Write out the material again word for word, dropping any images it holds.

▬▬▬▬▬▬

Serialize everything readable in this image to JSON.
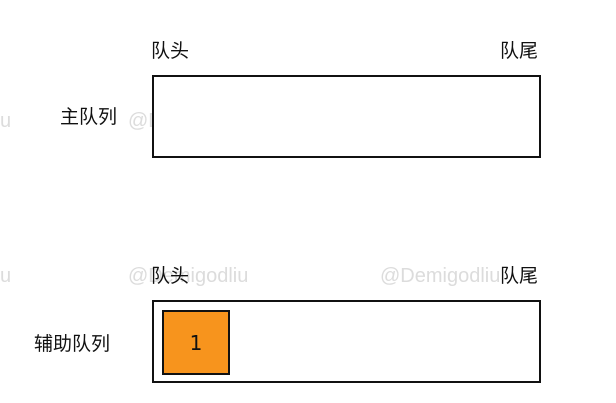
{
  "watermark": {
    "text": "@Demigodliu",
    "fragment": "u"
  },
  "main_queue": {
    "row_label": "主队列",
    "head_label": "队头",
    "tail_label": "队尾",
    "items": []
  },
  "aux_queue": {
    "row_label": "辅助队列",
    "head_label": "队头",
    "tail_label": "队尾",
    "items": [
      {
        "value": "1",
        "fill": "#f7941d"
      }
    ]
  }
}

▬▬▬▬▬▬

- **TASK ANSWER**:
Serialize everything readable in this image to JSON.
{
  "watermark": {
    "text": "@Demigodliu",
    "fragment": "u"
  },
  "main_queue": {
    "row_label": "主队列",
    "head_label": "队头",
    "tail_label": "队尾",
    "items": []
  },
  "aux_queue": {
    "row_label": "辅助队列",
    "head_label": "队头",
    "tail_label": "队尾",
    "items": [
      {
        "value": "1",
        "fill": "#f7941d"
      }
    ]
  }
}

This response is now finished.